[What you need to do]: Return all lines from the listing below in which the string "type" occurs.

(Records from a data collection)
_ _ _ _

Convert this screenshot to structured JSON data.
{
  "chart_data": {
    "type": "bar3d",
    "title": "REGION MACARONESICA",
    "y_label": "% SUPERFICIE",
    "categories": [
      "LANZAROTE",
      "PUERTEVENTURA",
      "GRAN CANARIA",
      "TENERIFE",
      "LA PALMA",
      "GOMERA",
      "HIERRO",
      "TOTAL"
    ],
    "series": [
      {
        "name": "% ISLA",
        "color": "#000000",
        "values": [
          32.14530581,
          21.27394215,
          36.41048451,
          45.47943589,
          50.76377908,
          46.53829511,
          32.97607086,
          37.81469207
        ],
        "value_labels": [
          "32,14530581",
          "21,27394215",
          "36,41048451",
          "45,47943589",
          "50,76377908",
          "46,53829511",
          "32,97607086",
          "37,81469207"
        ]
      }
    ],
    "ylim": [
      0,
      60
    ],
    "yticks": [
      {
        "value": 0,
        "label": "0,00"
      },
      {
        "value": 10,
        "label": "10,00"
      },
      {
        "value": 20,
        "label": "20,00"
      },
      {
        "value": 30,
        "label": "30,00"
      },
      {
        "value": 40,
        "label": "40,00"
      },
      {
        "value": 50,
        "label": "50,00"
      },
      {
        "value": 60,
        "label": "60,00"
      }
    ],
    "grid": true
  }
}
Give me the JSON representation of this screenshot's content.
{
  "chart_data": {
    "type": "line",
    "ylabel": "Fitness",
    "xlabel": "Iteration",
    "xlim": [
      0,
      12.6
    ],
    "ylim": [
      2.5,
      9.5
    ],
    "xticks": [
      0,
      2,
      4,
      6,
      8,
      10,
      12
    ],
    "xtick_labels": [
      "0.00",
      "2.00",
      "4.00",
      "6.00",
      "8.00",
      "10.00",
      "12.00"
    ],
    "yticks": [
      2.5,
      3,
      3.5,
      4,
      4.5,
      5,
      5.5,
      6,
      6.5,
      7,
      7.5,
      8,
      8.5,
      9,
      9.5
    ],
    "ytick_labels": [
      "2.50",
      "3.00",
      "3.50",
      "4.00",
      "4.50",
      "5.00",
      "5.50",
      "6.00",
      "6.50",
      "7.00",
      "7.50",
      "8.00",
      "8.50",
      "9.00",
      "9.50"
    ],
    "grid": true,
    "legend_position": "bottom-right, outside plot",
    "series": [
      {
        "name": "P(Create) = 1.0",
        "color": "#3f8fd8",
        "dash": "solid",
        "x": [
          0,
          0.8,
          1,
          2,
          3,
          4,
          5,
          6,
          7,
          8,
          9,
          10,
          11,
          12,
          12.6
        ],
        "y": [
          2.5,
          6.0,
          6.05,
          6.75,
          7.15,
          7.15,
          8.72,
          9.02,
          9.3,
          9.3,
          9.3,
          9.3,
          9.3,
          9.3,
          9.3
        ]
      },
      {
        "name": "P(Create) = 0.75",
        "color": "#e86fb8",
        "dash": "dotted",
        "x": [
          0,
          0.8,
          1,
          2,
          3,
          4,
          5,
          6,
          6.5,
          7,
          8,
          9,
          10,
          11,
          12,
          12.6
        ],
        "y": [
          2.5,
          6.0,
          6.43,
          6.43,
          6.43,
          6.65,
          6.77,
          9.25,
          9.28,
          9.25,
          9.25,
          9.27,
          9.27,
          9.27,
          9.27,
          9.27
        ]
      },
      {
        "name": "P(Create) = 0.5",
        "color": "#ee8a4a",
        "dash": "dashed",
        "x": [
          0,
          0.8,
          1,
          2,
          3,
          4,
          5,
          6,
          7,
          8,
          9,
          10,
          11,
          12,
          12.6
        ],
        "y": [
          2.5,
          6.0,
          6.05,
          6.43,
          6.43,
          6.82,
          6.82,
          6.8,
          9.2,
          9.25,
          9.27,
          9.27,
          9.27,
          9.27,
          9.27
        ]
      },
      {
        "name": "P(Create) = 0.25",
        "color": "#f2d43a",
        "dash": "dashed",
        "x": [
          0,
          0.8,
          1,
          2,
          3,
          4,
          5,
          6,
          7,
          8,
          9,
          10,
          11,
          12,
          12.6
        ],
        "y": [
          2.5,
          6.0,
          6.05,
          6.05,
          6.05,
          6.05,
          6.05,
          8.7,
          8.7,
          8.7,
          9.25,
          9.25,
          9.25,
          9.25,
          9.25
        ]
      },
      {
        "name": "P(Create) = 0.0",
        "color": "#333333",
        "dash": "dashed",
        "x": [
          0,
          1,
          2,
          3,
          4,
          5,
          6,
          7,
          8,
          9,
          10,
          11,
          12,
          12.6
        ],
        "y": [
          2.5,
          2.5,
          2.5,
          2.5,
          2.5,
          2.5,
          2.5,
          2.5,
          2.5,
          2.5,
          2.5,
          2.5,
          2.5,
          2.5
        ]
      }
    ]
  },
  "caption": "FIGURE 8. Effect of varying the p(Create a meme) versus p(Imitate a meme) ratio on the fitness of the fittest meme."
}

_ _ _ _

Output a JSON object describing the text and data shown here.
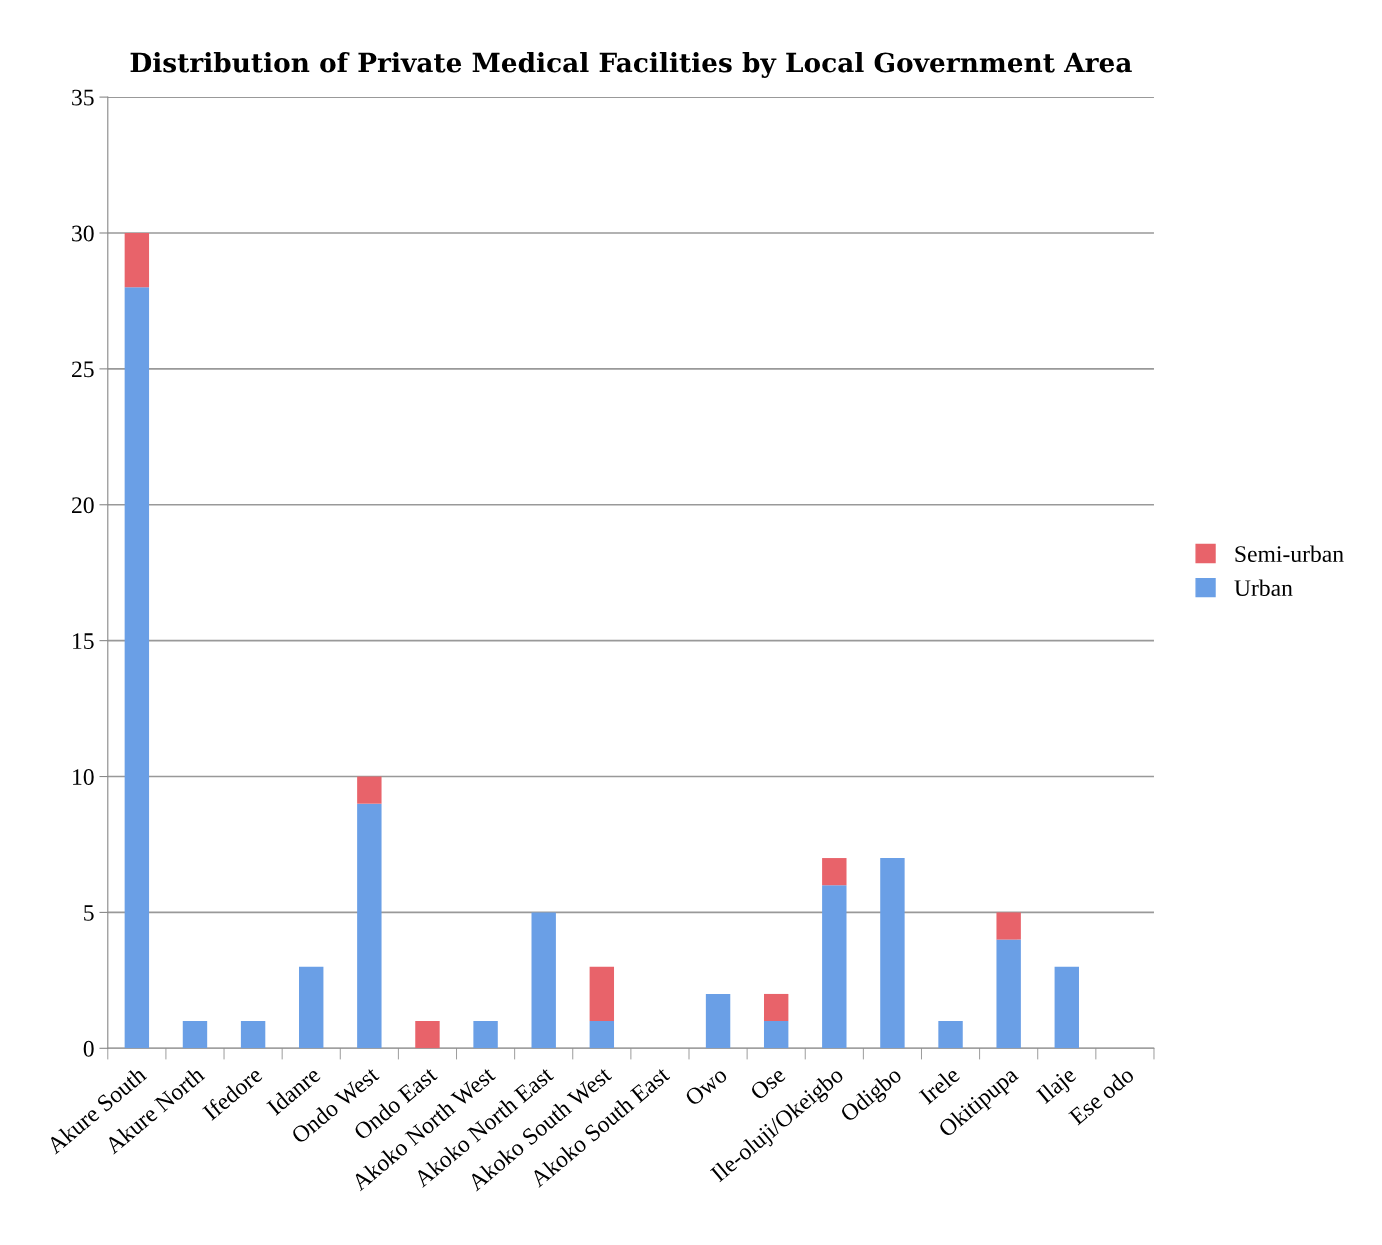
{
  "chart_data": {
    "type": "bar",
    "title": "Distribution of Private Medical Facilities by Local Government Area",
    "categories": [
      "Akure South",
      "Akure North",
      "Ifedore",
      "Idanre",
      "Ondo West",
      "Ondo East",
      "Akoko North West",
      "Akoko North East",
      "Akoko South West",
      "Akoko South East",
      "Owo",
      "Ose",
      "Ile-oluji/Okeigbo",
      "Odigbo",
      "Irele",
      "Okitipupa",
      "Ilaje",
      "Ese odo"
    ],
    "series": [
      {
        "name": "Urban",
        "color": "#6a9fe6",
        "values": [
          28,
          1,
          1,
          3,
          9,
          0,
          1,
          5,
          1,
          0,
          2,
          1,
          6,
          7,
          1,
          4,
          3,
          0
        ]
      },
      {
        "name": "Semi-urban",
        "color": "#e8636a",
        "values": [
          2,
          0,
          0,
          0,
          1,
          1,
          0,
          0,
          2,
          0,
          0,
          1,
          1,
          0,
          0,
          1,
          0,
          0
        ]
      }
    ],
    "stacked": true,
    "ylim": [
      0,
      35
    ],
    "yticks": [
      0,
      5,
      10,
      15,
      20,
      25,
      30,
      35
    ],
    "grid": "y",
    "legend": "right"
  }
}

_ _ _ _

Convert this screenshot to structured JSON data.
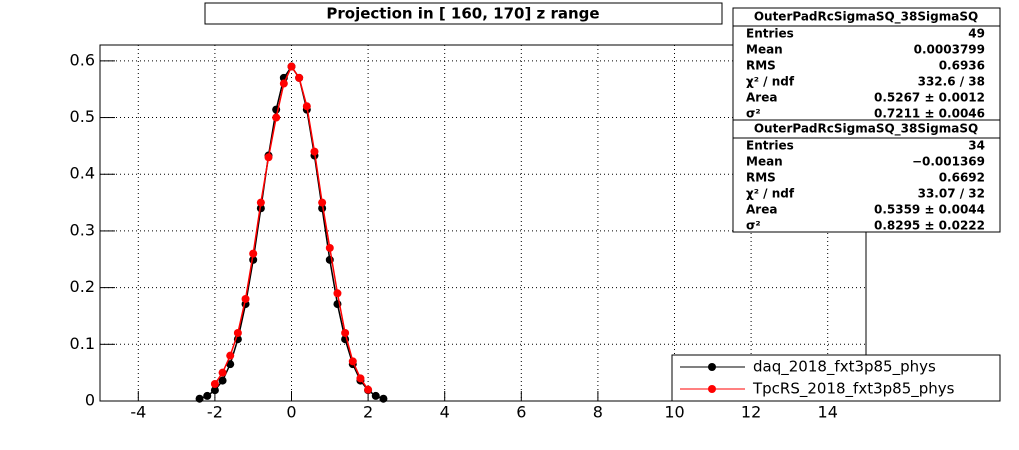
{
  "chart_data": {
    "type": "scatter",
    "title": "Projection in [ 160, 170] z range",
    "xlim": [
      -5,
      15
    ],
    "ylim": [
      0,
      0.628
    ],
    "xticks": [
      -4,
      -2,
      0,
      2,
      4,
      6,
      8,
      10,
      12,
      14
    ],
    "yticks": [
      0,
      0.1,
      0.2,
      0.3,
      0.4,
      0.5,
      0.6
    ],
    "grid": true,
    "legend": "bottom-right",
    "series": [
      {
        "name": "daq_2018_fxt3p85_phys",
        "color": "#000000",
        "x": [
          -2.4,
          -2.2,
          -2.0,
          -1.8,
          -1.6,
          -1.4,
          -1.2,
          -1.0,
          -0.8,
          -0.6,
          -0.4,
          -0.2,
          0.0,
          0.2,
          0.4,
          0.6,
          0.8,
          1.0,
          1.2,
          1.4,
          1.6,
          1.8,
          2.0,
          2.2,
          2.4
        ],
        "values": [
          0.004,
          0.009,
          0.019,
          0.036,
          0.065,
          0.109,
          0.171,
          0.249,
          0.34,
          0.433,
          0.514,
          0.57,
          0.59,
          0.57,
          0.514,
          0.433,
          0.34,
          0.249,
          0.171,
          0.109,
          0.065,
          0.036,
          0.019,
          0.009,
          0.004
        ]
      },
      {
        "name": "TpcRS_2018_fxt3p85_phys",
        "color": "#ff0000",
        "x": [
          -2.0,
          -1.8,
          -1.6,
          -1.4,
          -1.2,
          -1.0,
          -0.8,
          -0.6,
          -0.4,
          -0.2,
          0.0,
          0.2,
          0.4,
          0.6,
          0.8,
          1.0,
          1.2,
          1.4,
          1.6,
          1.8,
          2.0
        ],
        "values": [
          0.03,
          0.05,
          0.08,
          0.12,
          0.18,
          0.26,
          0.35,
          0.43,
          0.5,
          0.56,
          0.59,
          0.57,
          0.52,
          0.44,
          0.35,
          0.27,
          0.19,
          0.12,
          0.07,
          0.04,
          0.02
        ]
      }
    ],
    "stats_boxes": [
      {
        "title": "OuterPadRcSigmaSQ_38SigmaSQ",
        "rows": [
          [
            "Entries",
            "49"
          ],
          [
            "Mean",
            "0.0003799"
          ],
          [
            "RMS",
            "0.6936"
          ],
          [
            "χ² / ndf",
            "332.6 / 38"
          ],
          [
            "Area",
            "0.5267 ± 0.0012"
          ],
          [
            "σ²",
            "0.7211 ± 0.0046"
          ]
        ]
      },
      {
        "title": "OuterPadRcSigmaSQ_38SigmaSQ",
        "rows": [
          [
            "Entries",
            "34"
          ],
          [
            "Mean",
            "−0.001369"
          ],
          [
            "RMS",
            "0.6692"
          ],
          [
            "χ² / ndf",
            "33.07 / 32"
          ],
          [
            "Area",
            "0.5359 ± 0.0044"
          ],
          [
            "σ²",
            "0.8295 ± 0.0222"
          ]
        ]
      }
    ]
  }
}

_ _ _ _

[Worked answer]:
    "type": "bar3d",
    "type": "line",
    "type": "bar",
    "type": "scatter",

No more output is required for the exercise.